# YOUR TASKS:
[1] Decide whether each statement below agrees with the forum thread about storing eggs. Answer yes or no for each, and quote the words from the thread that decide it.
(a) snikpoh says that snikpoh's family has kept eggs in a fridge.
(b) jimenato says that hens in the UK are vaccinated against salmonella.
(c) AllHeart has been able to find cottage cheese locally.
[2] In the forum thread about storing eggs, what does Isobella remember reading that Spanish bars and restaurants are now prohibited from doing?
[3] Carry on the forum thread about storing eggs from the point where it stops.

# PASSAGE FOR REVIEW:
════════════════════

Jimenato, you answered my next question - should I keep them in the fridge when I get home. Not only do you answer my question, but you take it another step further as to where to put them in the fridge. Thank you. 

Kalohi, thanks for the warning, but it's a risk I'm willing to take. Now I'm living dangerously with my healthy shake. Not so healthy anymore. It's as exhilirating as using double negatives here in Spain.


----------



## jimenato (Nov 21, 2009)

Pesky Wesky said:


> I know a whole family who ended up in hospital, but they had eaten a farm egg and I'm not sure about the chickens...
> There is a very real risk of salmonella, especially in the summer.


In the UK, hens are vaccinated against salmonella - I don't know about in Spain. In any case a small farm might not have the same standards as a commercial supplier.


----------



## xabiaxica (Jun 23, 2009)

In a former life I was a hotel & restaurant manager. Once eggs have been refrigerated you *have to *store them that way.

It's perfectly safe to store them unrefrigerated though, if they have never been so. I never keep eggs in the fridge.


----------



## snikpoh (Nov 19, 2007)

xabiachica said:


> In a former life I was a hotel & restaurant manager. Once eggs have been refrigerated you *have to *store them that way.
> 
> It's perfectly safe to store them unrefrigerated though, if they have never been so. I never keep eggs in the fridge.


Well said. Neither I nor my parents have ever kept eggs in a fridge. We've always been lucky and had our own hens so we've always had very fresh (unrefrigerated) eggs and none of us have ever suffered.

Interesting that Jimenato has found evidence to suggest that they should be -



> A little further research reveals that once you have got them home, eggs can (in fact should) be stored in the refrigerator - at the back so that opening the door does not allow them to warm and get condensation.
> 
> I didn't know that so I have learned something new this morning. However until now I have always kept them at room temps with no problem.



I think I'll still keep them out of the fridge - even here in Spain where it can get quite hot.


----------



## Isobella (Oct 16, 2014)

There has been a few serious outbreaks of Salmonella in Spanish eggs. The last I heard was more than a year ago. I remember reading that Spanish bars/restaurants are now prohibited from making their own mayonnaise using raw eggs.


----------



## AllHeart (Nov 22, 2013)

Now I'm starting to chicken out (excuse the pun ) about the Salmonella in the eggs. The thing is, I used to eat cottage cheese for breakfast for the protein, but I can't find any here. Yes, of course, if I go to some fancy place and pay through the nose, I probably can get it. But I'd rather not spend the fortune and find a substitute - thus the eggs. The other thing I used to do is use whey powder in my smoothies for the protein, but can't find any of that either - thus the eggs again. Mmmm....  I'll keep thinking on it. Thanks all for your input. It's soooo overwhelming trying to figure out all the food substitutes. :wacko: Poco a poco.

════════════════════

# SUPPLIED ENTRIES:
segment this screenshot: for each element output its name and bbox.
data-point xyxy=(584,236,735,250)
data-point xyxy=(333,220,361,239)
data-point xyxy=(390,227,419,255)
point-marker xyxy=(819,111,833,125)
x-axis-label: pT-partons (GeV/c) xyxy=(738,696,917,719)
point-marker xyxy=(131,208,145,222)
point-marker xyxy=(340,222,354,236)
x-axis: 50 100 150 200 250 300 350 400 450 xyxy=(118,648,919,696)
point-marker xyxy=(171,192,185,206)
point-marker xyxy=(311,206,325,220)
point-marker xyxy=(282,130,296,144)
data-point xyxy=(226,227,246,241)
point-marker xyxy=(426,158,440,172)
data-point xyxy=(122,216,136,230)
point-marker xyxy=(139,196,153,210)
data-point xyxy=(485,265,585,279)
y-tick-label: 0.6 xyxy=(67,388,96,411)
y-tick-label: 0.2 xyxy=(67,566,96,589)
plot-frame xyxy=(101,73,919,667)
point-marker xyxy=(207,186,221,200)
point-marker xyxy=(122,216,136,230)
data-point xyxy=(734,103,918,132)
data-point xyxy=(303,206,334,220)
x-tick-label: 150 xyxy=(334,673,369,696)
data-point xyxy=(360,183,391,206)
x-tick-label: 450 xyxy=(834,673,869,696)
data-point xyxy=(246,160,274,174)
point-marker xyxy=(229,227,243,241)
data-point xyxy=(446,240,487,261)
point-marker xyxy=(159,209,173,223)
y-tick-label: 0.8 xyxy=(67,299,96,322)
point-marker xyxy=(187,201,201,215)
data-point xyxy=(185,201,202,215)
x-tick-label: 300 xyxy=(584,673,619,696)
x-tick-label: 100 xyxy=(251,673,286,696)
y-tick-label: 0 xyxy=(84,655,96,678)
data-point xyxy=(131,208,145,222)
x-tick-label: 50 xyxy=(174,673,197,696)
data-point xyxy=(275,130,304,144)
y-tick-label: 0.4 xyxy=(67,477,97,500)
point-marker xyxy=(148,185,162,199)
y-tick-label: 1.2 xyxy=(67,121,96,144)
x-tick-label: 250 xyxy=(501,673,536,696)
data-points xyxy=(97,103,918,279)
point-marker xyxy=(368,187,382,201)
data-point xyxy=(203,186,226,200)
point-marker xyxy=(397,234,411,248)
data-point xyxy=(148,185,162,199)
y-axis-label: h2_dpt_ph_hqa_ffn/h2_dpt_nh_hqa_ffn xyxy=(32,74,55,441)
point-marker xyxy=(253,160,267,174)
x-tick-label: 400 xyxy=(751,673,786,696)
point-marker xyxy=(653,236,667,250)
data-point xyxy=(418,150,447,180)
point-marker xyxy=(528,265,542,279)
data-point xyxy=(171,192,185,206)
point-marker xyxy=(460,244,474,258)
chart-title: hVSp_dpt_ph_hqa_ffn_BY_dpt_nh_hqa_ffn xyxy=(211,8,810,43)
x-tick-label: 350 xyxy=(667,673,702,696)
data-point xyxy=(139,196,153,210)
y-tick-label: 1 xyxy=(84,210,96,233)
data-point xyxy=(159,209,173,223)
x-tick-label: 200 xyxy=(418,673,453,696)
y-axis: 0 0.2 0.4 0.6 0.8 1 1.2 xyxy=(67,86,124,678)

════════════════════

# RESPONSES FOR EACH TASK:
[1]
(a) No: "Neither I nor my parents have ever kept eggs in a fridge."
(b) Yes: "In the UK, hens are vaccinated against salmonella"
(c) No: "I used to eat cottage cheese for breakfast for the protein, but I can't find any here."

[2] Making their own mayonnaise using raw eggs.

[3]
----------



## kalohi (May 6, 2012)

AllHeart said:


> Now I'm starting to chicken out (excuse the pun ) about the Salmonella in the eggs. The thing is, I used to eat cottage cheese for breakfast for the protein, but I can't find any here. Yes, of course, if I go to some fancy place and pay through the nose, I probably can get it. But I'd rather not spend the fortune and find a substitute - thus the eggs. The other thing I used to do is use whey powder in my smoothies for the protein, but can't find any of that either - thus the eggs again. Mmmm....  I'll keep thinking on it. Thanks all for your input. It's soooo overwhelming trying to figure out all the food substitutes. :wacko: Poco a poco.


They sell whey powder in sporting goods stores. Here are a bunch sold in Decathlon. There are other a few other types of protein drinks mixed in there too.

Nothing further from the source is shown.